■ **BRIEF**: In the data below, find every line that has the string "with", and copy it.

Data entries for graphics
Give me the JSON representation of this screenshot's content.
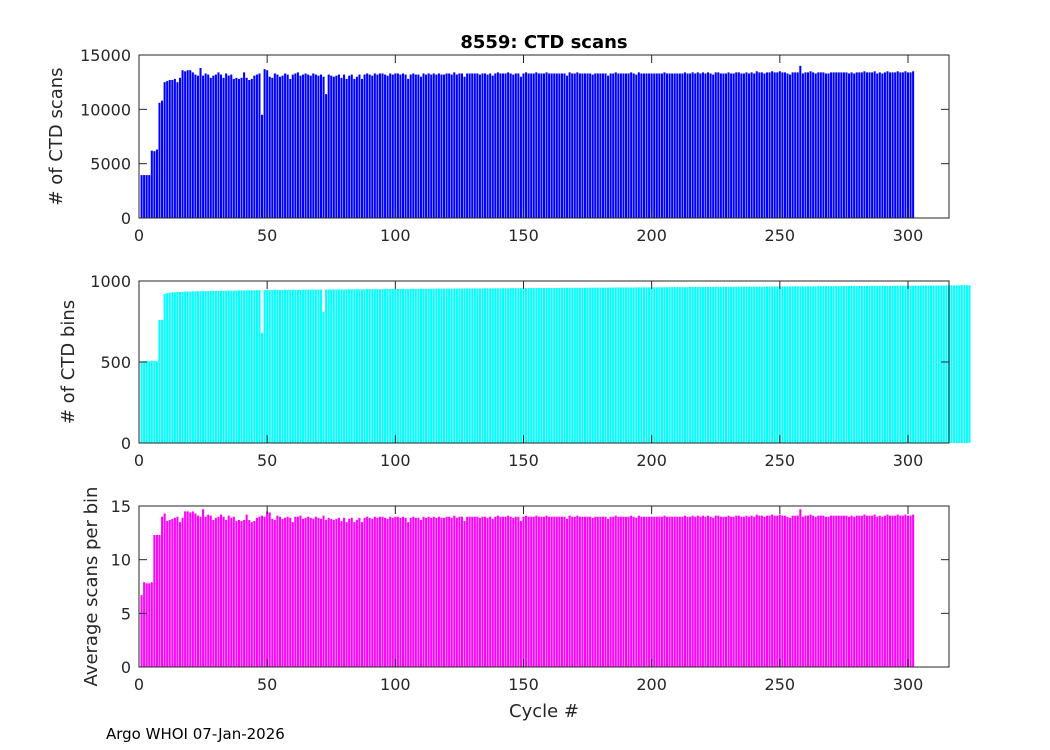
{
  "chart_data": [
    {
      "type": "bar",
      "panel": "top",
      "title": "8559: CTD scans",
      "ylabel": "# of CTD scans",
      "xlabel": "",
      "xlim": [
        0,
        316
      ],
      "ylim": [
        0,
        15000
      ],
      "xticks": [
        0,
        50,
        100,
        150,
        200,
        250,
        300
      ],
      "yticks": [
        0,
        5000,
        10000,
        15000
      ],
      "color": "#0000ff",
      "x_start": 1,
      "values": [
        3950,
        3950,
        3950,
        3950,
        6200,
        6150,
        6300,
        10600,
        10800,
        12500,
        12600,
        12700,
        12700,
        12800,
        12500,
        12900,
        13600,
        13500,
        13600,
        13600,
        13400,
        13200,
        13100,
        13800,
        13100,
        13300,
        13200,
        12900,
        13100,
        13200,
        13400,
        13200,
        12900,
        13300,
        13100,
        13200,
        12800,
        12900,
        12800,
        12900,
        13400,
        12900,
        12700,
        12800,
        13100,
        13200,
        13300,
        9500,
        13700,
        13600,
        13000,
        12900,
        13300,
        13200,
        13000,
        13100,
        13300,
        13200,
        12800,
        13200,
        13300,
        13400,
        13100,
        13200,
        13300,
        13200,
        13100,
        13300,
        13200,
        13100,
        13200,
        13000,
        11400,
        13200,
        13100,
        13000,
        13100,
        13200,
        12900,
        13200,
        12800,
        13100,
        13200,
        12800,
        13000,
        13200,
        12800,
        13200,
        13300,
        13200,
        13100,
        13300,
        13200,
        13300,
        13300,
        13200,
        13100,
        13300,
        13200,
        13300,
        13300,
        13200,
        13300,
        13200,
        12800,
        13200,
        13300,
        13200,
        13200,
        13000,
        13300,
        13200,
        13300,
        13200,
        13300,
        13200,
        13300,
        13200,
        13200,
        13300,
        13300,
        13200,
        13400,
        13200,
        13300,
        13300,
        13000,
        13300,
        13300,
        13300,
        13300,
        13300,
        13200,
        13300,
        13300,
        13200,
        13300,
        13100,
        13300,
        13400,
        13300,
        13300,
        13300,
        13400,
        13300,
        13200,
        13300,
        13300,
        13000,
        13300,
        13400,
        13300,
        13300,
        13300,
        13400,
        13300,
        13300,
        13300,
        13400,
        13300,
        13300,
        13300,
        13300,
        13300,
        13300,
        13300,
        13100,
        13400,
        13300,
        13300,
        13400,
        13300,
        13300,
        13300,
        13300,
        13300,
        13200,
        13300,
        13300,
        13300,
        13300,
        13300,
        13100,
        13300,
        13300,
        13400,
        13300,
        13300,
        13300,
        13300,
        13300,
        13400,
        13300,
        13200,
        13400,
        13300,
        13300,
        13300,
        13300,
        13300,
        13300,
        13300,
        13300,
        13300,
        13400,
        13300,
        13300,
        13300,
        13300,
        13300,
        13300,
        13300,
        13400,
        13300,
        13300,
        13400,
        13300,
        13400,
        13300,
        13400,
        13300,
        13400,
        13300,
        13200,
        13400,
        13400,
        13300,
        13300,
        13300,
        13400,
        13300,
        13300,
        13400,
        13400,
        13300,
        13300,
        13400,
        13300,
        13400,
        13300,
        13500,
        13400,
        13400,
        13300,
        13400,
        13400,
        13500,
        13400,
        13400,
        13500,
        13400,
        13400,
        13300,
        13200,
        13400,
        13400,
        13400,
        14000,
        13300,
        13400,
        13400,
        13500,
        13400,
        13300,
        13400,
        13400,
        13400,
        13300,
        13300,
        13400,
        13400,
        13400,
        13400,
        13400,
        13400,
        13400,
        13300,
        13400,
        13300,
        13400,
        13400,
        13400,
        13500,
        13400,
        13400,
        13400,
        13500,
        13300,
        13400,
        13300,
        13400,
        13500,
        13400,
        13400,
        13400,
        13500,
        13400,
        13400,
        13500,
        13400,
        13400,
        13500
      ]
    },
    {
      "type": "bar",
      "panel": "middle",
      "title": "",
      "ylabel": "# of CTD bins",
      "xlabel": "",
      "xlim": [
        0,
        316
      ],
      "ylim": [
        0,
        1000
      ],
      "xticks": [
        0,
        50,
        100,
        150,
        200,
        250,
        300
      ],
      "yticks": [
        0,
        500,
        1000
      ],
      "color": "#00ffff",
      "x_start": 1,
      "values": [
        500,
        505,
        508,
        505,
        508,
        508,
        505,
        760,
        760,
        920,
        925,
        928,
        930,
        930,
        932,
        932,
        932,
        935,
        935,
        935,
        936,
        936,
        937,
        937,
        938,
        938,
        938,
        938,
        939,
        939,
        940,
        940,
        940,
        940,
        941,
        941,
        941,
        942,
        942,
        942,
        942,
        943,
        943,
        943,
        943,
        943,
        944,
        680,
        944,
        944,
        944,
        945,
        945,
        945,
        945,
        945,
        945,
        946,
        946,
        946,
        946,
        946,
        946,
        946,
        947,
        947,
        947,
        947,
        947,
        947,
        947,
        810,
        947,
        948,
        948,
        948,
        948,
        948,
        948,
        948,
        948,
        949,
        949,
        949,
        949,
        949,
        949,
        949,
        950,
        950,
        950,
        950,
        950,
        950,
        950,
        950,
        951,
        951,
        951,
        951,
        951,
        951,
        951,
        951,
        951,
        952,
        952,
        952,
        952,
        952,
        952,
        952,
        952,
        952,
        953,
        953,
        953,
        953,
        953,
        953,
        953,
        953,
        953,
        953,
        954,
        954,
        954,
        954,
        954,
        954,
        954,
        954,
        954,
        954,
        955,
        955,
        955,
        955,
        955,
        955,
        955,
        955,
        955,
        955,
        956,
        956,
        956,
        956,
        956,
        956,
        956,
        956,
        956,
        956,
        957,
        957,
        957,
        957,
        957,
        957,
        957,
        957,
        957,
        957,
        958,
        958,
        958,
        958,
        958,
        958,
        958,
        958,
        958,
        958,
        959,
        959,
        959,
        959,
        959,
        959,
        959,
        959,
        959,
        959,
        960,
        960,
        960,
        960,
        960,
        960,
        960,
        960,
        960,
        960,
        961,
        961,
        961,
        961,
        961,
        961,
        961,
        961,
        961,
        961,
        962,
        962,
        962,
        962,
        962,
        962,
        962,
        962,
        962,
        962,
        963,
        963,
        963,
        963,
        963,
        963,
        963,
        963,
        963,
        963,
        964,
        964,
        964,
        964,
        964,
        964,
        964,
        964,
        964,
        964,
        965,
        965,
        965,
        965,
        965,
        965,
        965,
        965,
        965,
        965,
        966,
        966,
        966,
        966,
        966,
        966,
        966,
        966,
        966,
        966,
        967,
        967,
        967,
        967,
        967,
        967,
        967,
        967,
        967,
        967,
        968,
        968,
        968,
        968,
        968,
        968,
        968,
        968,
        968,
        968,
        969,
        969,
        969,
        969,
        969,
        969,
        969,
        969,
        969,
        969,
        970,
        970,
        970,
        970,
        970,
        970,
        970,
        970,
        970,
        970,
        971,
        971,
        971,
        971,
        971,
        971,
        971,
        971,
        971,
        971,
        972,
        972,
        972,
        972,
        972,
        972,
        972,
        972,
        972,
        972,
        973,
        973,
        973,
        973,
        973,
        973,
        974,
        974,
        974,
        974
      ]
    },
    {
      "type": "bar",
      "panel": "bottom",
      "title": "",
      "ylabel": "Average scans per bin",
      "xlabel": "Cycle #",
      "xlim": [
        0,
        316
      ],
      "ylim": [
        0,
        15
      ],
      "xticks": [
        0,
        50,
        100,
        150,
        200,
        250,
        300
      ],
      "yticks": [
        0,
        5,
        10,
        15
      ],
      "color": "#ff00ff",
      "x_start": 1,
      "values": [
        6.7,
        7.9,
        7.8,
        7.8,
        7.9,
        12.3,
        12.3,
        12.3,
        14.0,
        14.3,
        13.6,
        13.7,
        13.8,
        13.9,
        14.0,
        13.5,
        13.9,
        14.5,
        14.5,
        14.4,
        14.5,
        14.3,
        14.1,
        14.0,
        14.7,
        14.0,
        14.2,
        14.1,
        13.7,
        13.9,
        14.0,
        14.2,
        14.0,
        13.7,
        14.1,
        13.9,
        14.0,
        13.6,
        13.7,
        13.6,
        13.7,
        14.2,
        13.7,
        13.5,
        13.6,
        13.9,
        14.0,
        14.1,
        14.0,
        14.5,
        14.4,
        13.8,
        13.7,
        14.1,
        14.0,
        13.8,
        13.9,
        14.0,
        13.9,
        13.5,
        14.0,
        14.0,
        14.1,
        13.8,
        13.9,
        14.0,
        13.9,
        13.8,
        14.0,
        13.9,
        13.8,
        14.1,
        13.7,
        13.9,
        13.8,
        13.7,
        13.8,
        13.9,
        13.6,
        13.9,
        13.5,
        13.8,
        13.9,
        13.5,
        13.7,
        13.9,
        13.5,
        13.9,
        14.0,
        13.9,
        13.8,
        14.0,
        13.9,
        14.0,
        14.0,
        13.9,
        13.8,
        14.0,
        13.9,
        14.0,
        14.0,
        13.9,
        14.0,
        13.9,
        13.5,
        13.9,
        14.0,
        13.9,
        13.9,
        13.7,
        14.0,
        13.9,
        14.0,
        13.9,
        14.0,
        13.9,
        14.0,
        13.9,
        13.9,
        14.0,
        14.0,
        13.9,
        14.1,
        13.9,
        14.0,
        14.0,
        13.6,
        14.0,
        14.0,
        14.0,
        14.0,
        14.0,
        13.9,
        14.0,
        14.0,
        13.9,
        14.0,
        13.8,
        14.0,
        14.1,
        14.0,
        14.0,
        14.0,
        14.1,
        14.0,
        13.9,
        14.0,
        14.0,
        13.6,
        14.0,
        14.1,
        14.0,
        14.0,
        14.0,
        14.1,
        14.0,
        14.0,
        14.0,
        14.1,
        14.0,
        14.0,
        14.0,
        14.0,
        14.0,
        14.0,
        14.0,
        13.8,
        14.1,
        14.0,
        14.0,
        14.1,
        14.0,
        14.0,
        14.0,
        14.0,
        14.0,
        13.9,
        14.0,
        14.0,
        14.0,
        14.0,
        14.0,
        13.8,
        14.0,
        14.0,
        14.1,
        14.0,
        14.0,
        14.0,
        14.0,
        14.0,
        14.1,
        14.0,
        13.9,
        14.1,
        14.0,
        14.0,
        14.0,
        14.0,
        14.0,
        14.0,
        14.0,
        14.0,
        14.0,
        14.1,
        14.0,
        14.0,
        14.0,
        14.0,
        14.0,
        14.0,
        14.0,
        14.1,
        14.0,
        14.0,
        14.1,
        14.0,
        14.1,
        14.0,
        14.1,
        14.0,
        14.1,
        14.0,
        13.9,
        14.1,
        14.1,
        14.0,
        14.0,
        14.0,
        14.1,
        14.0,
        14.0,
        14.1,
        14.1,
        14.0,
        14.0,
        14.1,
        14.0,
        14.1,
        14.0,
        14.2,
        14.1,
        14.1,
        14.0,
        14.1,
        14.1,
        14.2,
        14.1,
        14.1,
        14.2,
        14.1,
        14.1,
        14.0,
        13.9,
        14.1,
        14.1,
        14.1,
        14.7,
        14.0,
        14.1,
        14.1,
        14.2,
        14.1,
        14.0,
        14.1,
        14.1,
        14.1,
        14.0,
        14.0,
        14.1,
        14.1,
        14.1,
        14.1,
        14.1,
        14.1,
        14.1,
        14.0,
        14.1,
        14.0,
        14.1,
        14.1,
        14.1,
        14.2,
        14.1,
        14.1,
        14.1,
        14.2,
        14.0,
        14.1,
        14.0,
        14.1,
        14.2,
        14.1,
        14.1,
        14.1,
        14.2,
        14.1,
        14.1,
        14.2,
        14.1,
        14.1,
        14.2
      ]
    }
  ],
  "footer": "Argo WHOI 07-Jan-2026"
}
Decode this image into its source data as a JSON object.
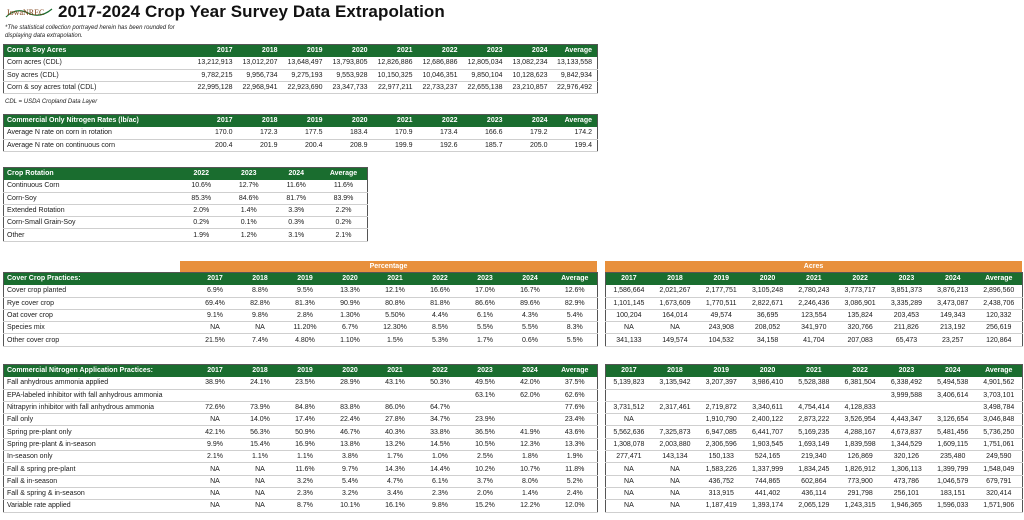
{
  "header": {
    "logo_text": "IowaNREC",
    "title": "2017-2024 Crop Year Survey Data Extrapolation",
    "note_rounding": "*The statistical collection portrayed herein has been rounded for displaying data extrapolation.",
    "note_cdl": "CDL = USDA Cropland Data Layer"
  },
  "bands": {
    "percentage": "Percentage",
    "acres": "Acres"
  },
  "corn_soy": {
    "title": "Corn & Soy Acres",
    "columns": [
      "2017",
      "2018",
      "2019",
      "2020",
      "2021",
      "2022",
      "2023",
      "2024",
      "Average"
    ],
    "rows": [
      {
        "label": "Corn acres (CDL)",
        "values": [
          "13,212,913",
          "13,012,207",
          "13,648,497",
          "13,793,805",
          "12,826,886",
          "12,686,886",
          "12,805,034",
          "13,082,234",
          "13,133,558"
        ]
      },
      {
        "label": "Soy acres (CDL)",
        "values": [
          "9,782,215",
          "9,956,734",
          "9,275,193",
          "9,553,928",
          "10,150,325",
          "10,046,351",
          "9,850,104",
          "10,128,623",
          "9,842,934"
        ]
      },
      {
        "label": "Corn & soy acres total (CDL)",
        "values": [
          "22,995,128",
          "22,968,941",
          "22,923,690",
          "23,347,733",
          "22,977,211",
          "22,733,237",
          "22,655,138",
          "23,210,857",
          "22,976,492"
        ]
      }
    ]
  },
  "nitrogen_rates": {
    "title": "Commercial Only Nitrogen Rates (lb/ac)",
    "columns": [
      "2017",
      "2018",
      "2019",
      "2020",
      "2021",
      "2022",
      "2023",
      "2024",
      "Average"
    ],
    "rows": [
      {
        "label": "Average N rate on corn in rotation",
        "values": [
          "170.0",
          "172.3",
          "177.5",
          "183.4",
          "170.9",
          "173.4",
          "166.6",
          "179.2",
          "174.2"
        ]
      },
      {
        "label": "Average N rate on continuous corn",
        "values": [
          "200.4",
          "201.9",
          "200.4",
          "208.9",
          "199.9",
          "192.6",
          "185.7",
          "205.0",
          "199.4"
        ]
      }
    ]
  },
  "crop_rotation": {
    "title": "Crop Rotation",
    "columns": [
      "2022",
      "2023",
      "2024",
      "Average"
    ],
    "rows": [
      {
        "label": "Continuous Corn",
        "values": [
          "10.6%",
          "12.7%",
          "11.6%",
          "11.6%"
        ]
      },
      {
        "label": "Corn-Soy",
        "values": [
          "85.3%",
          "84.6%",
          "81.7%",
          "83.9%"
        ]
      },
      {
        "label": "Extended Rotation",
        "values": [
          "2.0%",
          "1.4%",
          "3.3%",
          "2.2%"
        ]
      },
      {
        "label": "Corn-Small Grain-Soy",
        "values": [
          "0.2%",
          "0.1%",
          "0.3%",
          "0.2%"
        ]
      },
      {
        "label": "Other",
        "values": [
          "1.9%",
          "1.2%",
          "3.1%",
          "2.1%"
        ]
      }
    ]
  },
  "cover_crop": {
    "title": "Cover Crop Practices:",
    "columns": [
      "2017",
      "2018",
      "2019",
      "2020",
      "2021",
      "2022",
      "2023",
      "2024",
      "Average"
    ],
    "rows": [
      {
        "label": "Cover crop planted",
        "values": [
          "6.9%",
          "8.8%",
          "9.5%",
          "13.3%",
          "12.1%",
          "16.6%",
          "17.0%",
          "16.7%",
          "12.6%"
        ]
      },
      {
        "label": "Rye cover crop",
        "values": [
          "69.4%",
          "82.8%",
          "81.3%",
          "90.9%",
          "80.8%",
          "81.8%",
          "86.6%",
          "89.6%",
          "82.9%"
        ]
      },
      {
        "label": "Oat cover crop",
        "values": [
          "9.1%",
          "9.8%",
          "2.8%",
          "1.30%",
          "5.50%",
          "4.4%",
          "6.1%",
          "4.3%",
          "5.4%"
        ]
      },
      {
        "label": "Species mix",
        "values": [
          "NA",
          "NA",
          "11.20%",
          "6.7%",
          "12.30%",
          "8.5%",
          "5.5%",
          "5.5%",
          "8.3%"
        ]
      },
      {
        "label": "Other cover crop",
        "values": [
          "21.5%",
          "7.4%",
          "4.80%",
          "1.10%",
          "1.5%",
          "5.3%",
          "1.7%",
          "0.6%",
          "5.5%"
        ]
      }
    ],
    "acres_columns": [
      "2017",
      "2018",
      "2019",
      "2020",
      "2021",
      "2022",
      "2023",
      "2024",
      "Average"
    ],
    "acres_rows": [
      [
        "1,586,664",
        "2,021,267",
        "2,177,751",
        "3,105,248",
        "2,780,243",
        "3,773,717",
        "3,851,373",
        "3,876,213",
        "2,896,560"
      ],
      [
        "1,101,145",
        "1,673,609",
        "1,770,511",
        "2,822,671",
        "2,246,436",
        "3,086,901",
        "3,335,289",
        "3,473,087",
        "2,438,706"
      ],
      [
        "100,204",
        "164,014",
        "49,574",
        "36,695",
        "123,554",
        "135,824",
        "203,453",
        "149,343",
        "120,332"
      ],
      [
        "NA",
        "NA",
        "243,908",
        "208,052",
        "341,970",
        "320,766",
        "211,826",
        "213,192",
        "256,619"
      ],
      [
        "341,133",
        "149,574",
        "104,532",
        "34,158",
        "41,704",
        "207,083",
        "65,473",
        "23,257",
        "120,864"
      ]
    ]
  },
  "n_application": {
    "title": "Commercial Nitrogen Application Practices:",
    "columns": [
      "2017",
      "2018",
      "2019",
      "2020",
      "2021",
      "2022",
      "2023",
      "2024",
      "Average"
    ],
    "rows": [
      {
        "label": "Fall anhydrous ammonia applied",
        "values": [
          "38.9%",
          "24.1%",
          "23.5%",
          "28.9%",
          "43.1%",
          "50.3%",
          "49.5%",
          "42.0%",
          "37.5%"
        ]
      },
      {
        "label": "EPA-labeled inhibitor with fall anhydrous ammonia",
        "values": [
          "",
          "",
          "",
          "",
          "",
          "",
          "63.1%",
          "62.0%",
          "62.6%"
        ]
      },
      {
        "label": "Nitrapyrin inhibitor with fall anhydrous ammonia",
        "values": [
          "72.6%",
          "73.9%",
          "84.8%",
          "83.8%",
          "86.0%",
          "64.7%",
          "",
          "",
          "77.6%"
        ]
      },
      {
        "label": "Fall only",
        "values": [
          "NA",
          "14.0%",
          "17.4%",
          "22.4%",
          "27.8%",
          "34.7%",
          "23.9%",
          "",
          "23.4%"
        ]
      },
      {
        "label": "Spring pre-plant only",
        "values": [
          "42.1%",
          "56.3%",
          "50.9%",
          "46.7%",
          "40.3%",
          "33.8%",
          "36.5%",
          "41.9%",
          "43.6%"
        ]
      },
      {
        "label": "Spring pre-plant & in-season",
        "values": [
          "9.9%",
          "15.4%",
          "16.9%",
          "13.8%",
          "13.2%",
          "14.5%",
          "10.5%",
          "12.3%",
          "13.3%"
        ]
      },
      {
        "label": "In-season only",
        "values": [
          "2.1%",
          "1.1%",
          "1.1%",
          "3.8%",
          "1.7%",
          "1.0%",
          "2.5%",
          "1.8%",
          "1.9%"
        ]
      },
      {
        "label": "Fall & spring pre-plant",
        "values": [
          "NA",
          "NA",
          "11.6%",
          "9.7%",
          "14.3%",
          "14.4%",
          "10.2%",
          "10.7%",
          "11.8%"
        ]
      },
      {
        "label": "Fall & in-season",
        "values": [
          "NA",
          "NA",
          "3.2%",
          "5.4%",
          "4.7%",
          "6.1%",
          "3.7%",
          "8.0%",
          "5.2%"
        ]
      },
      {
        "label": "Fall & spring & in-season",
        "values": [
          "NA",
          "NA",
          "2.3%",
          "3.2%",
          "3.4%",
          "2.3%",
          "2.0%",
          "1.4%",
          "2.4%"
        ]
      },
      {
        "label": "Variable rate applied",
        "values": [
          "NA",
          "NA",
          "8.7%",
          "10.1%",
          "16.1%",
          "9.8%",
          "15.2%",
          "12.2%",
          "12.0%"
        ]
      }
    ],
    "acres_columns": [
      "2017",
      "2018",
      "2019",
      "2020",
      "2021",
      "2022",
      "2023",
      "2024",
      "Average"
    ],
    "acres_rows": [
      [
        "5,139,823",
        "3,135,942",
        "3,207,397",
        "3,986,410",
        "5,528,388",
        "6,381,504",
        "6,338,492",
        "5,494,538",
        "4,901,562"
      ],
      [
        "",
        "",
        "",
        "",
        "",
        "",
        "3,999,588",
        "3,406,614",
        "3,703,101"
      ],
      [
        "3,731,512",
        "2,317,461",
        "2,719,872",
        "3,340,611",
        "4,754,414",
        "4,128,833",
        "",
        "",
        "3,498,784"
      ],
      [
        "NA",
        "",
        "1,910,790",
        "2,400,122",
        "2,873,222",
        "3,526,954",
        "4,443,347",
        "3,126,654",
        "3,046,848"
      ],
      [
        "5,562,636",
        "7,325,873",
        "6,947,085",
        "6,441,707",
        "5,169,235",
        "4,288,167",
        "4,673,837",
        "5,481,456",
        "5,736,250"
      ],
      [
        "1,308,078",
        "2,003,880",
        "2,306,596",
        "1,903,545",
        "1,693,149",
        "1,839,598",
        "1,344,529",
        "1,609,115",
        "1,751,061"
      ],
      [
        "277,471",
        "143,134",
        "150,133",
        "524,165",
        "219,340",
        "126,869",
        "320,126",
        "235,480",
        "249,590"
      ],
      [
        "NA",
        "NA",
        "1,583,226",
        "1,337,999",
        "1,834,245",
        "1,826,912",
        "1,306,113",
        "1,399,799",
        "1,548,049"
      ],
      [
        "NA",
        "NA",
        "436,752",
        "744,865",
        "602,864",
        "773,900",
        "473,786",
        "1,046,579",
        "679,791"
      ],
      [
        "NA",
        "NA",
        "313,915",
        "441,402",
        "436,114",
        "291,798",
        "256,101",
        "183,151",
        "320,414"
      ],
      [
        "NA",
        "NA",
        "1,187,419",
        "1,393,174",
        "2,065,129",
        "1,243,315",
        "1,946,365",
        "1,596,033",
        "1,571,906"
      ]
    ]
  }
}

■ **SOLUTION FOR THIS TASK**:
        "label": "EPA-labeled inhibitor with fall anhydrous ammonia",
        "label": "Nitrapyrin inhibitor with fall anhydrous ammonia",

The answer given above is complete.